WHAT THE TASK REQUIRES:
Can you copy out the material from the line containing "Where are 62" through the line containing "point (311, 104, 322, 115)", both included, without the pictures?

[BEGIN ROWS]

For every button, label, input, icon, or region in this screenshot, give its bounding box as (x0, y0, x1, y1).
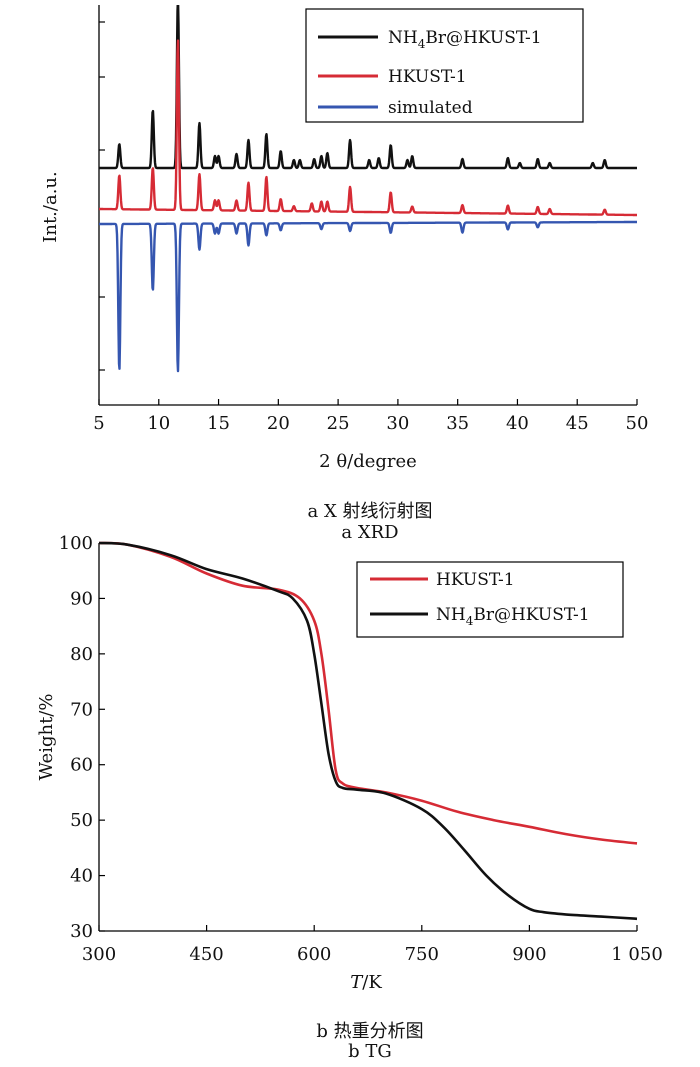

[END ROWS]
[BEGIN ROWS]

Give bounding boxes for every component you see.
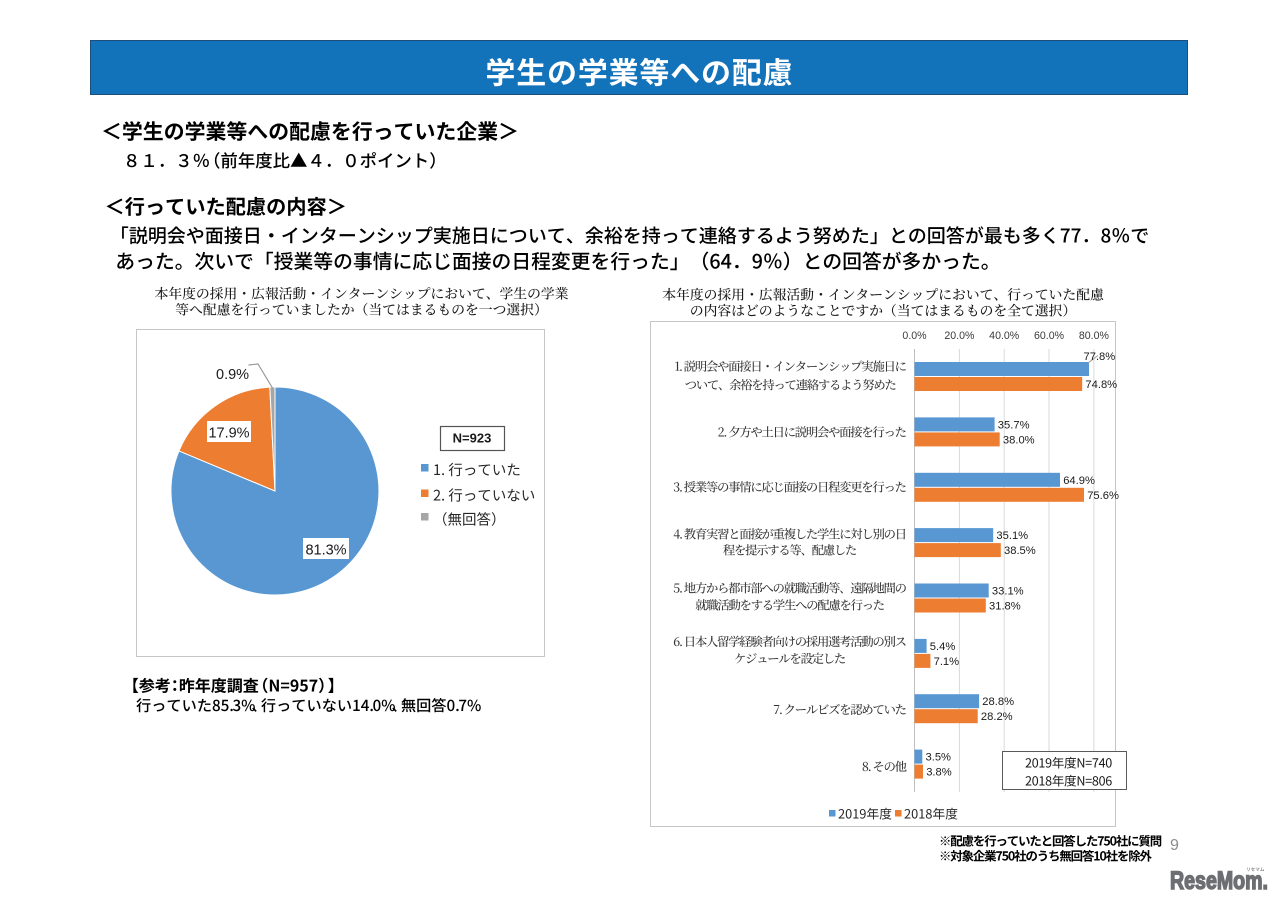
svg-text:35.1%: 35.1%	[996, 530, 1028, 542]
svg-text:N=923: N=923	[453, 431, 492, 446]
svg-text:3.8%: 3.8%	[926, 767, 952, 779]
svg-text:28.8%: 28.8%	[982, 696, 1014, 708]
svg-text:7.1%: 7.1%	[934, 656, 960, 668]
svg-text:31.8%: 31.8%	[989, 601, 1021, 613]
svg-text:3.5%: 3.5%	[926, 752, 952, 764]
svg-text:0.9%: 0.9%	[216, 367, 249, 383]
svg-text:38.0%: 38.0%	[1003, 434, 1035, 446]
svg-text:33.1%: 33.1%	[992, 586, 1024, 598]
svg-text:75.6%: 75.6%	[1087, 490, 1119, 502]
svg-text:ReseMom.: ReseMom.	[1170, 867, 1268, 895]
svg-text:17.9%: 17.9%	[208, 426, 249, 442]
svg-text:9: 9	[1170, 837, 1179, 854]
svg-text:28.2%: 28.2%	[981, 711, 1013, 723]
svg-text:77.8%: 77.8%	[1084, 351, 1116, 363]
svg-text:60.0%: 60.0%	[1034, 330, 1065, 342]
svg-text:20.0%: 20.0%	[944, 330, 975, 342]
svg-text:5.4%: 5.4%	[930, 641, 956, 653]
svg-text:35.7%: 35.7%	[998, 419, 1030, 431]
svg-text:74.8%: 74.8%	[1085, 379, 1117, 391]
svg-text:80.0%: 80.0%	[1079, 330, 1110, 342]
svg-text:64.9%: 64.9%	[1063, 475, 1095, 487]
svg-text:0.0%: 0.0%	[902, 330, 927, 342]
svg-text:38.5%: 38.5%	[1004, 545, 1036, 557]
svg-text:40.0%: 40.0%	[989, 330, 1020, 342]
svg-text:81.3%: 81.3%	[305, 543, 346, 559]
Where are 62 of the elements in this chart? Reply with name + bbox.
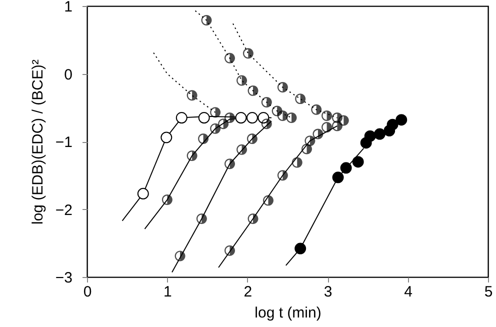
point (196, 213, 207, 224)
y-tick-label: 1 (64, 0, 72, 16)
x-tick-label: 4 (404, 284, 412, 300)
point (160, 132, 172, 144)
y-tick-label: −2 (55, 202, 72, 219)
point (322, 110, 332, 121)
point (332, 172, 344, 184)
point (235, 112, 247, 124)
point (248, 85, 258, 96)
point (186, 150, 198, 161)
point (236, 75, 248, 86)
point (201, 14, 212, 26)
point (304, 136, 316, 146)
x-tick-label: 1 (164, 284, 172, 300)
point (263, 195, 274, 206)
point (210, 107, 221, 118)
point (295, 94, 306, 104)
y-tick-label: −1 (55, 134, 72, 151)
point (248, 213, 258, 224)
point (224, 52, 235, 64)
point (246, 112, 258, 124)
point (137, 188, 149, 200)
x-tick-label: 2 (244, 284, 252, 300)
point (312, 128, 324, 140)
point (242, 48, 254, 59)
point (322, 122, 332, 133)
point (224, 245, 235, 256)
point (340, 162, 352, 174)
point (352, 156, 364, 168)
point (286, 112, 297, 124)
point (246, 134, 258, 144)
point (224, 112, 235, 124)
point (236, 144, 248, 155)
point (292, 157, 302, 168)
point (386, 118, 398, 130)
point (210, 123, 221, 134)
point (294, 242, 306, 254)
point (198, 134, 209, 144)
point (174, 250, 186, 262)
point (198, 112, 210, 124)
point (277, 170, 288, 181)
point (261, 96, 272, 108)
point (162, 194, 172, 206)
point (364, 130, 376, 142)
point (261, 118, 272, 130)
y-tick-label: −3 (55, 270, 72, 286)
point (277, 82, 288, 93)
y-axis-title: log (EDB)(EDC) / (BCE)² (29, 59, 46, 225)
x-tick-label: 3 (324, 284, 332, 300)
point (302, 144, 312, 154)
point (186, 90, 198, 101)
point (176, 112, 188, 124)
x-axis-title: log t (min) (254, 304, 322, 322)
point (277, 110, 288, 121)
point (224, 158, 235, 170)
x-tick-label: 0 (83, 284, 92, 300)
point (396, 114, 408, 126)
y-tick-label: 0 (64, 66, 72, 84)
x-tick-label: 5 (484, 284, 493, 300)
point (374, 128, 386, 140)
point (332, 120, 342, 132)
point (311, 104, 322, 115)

[END ROWS]
[BEGIN ROWS]

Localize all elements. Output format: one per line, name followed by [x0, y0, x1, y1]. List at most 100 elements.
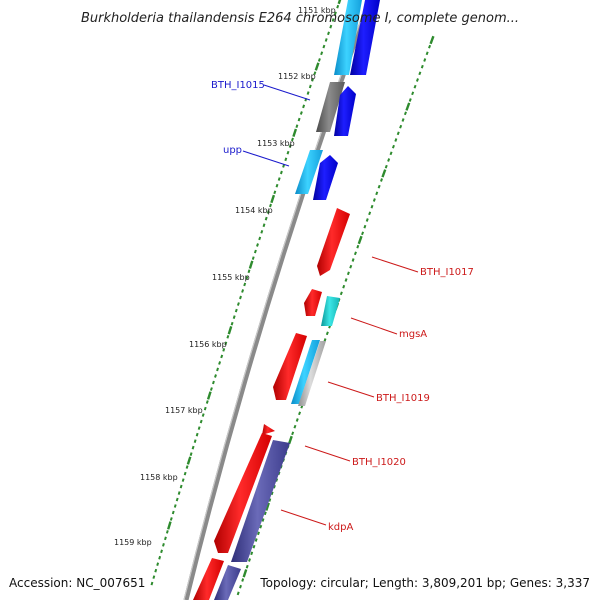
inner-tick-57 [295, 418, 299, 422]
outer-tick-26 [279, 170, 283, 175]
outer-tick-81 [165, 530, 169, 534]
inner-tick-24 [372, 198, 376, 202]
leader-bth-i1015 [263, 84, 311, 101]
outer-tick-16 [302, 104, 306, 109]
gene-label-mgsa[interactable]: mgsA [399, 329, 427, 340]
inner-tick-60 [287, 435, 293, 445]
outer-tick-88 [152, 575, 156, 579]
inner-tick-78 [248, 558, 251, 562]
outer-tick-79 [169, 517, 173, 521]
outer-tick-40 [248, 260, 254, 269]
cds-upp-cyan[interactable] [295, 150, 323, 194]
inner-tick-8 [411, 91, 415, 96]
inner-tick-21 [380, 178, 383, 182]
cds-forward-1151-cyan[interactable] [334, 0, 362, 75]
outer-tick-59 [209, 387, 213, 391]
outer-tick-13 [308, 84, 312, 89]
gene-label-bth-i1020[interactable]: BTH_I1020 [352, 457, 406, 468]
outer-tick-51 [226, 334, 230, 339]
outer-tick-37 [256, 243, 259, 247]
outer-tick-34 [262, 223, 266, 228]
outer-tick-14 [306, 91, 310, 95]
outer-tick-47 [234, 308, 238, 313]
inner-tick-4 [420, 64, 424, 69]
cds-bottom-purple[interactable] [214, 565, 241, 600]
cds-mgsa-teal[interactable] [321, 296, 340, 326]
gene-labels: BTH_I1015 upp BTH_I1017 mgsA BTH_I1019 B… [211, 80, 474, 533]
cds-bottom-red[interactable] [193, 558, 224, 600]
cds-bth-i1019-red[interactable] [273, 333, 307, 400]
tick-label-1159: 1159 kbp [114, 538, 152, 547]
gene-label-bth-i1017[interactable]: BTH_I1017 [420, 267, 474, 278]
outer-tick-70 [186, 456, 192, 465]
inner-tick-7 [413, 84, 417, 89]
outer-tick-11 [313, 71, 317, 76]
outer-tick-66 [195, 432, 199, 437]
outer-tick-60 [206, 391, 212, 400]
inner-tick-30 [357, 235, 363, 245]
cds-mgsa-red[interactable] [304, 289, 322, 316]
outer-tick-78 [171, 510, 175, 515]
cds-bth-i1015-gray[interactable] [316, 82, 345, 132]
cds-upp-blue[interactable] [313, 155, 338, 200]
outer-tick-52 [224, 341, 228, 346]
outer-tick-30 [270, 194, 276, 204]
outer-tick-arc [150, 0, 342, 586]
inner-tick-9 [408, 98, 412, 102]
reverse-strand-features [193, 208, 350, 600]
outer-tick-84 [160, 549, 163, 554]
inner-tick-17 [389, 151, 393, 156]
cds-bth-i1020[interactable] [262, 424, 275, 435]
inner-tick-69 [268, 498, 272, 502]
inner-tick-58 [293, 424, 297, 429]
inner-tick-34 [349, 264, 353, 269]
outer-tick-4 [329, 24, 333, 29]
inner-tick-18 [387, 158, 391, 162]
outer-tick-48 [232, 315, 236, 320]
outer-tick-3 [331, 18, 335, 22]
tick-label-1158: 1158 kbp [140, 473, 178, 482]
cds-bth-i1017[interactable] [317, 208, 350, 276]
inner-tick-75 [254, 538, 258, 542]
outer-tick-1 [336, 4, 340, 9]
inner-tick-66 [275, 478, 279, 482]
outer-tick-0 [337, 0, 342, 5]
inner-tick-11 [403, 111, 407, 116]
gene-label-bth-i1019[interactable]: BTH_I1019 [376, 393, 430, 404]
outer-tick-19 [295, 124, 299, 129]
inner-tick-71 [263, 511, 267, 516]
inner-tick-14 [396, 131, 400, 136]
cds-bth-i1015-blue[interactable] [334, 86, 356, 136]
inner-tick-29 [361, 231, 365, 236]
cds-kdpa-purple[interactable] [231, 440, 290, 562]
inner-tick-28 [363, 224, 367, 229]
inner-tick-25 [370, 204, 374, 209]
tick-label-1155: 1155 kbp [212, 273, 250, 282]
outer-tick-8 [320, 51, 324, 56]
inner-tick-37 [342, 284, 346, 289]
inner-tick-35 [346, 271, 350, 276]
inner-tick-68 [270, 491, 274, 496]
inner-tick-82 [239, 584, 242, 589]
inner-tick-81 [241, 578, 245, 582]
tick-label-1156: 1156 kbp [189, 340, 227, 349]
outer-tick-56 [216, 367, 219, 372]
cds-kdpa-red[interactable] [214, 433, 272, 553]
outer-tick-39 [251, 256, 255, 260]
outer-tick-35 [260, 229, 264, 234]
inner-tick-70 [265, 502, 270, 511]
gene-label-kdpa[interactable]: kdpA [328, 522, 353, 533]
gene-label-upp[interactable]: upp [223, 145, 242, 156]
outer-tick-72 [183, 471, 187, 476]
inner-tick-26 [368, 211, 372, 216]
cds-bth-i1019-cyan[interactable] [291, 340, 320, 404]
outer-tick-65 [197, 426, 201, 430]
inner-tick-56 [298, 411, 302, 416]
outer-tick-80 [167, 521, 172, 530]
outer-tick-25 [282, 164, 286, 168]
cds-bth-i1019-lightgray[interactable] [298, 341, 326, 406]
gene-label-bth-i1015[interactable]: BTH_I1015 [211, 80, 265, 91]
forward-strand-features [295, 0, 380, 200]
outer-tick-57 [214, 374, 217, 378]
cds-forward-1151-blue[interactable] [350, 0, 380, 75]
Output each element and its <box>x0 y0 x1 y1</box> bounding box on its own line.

[END ROWS]

RESULT FOR THIS TASK:
Where are 62 of the elements in this chart? Reply with name + bbox.
point (196, 213, 207, 224)
y-tick-label: 1 (64, 0, 72, 16)
x-tick-label: 4 (404, 284, 412, 300)
point (160, 132, 172, 144)
y-tick-label: −2 (55, 202, 72, 219)
point (322, 110, 332, 121)
point (332, 172, 344, 184)
point (235, 112, 247, 124)
point (248, 85, 258, 96)
point (186, 150, 198, 161)
point (236, 75, 248, 86)
point (201, 14, 212, 26)
point (304, 136, 316, 146)
x-tick-label: 1 (164, 284, 172, 300)
point (263, 195, 274, 206)
point (210, 107, 221, 118)
point (295, 94, 306, 104)
y-tick-label: −1 (55, 134, 72, 151)
point (248, 213, 258, 224)
point (224, 52, 235, 64)
point (246, 112, 258, 124)
point (137, 188, 149, 200)
x-tick-label: 2 (244, 284, 252, 300)
point (312, 128, 324, 140)
point (242, 48, 254, 59)
point (322, 122, 332, 133)
point (224, 245, 235, 256)
point (340, 162, 352, 174)
point (352, 156, 364, 168)
point (286, 112, 297, 124)
point (246, 134, 258, 144)
point (224, 112, 235, 124)
point (236, 144, 248, 155)
point (292, 157, 302, 168)
point (386, 118, 398, 130)
point (210, 123, 221, 134)
point (294, 242, 306, 254)
point (198, 134, 209, 144)
point (174, 250, 186, 262)
point (198, 112, 210, 124)
point (277, 170, 288, 181)
point (261, 96, 272, 108)
point (162, 194, 172, 206)
point (364, 130, 376, 142)
point (261, 118, 272, 130)
y-tick-label: −3 (55, 270, 72, 286)
point (277, 82, 288, 93)
y-axis-title: log (EDB)(EDC) / (BCE)² (29, 59, 46, 225)
x-tick-label: 3 (324, 284, 332, 300)
point (302, 144, 312, 154)
point (186, 90, 198, 101)
point (176, 112, 188, 124)
x-axis-title: log t (min) (254, 304, 322, 322)
point (277, 110, 288, 121)
point (224, 158, 235, 170)
x-tick-label: 0 (83, 284, 92, 300)
point (396, 114, 408, 126)
y-tick-label: 0 (64, 66, 72, 84)
x-tick-label: 5 (484, 284, 493, 300)
point (374, 128, 386, 140)
point (332, 120, 342, 132)
point (311, 104, 322, 115)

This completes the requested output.